▶ _Listing_:
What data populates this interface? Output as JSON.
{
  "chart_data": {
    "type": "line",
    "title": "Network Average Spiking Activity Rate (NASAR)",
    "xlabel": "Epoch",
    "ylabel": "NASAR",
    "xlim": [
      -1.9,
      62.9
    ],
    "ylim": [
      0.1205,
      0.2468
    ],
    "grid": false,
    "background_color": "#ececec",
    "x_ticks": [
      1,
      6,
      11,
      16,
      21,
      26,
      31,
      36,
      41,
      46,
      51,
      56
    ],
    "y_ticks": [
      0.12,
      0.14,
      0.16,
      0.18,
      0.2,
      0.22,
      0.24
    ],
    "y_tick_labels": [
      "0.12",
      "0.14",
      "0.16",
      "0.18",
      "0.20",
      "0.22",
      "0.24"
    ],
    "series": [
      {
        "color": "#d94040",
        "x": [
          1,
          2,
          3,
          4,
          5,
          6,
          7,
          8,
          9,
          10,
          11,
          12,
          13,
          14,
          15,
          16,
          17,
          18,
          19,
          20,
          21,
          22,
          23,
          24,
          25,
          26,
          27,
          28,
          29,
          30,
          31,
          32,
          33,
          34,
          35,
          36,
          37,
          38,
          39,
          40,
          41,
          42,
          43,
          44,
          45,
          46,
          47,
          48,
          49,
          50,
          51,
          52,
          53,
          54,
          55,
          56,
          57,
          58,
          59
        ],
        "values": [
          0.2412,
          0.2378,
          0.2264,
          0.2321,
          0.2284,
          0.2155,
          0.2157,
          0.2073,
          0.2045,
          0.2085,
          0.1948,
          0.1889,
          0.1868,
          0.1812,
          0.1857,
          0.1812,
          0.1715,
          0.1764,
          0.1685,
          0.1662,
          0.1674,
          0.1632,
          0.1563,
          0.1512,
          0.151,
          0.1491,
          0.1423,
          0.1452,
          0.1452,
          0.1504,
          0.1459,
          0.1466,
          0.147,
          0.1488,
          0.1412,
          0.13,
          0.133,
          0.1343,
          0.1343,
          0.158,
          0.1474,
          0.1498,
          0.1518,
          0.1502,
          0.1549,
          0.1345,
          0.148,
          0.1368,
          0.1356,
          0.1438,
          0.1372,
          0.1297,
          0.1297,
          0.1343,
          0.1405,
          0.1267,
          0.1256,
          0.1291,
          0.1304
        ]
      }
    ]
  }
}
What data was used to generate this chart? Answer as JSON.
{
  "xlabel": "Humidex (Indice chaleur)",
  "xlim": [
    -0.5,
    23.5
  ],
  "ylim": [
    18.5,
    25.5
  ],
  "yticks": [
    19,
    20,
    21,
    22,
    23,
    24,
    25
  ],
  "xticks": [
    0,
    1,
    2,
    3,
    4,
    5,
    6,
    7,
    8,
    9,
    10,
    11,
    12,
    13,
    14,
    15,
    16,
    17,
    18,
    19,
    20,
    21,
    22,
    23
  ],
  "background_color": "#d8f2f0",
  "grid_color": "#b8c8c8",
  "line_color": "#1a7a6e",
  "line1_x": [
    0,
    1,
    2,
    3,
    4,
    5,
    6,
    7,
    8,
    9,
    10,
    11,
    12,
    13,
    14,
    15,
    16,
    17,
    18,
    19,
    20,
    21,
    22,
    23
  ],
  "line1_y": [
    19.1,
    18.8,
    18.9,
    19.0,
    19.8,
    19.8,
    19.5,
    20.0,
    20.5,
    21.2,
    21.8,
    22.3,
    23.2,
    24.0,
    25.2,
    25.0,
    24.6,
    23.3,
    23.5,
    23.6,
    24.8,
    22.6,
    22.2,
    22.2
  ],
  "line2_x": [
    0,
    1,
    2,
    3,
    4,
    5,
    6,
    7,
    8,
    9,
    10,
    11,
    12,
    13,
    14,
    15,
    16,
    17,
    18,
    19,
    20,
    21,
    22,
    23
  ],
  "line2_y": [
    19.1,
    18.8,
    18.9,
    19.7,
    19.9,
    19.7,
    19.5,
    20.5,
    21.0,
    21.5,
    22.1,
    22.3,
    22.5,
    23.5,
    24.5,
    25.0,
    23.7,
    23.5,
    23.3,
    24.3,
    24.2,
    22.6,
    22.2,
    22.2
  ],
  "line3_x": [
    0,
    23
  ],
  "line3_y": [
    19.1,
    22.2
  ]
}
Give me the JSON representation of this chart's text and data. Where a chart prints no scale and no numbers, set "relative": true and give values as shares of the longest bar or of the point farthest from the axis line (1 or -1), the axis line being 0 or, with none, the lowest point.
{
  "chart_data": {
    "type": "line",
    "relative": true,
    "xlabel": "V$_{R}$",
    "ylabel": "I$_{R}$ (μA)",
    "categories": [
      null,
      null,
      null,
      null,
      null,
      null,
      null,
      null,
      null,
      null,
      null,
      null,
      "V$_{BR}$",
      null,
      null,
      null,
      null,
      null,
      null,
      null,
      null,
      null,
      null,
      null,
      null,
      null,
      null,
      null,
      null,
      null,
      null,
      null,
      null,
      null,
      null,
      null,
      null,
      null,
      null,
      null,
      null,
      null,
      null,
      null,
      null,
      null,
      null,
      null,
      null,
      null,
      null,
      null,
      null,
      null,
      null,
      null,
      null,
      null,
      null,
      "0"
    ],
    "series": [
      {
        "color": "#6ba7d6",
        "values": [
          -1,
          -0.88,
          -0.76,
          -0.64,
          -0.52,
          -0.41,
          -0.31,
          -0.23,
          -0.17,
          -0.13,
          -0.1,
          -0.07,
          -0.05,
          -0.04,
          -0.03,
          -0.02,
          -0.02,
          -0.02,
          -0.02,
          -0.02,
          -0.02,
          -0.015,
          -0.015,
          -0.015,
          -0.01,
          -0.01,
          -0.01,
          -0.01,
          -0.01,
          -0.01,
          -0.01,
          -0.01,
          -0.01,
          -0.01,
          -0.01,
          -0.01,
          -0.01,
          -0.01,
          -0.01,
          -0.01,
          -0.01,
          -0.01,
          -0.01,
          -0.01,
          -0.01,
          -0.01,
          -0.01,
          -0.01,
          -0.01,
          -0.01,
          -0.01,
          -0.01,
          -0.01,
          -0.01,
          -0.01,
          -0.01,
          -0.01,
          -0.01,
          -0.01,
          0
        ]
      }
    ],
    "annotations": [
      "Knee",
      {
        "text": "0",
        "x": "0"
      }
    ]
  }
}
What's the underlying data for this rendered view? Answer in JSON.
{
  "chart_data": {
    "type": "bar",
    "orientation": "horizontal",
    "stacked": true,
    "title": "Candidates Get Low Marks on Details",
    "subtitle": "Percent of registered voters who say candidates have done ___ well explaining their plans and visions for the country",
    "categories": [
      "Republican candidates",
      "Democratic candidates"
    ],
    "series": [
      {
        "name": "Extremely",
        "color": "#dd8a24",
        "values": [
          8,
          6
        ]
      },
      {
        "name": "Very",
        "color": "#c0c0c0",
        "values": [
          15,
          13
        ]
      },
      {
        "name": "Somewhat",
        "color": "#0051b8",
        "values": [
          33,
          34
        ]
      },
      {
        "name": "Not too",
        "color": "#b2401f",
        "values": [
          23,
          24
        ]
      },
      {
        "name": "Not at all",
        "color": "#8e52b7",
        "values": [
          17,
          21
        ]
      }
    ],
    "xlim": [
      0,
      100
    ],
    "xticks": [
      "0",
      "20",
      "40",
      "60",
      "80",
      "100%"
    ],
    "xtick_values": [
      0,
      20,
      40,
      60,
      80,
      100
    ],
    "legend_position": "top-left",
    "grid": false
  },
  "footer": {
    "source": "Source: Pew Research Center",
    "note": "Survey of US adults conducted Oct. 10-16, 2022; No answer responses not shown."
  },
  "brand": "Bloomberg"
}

▶ _Instructions to follow_: Which lines hold the word "relative"? Return all of them from the records above.

▶ _Solved exercise_:
Give me the JSON representation of this chart's text and data. Where a chart prints no scale and no numbers, set "relative": true and give values as shares of the longest bar or of the point farthest from the axis line (1 or -1), the axis line being 0 or, with none, the lowest point.
    "relative": true,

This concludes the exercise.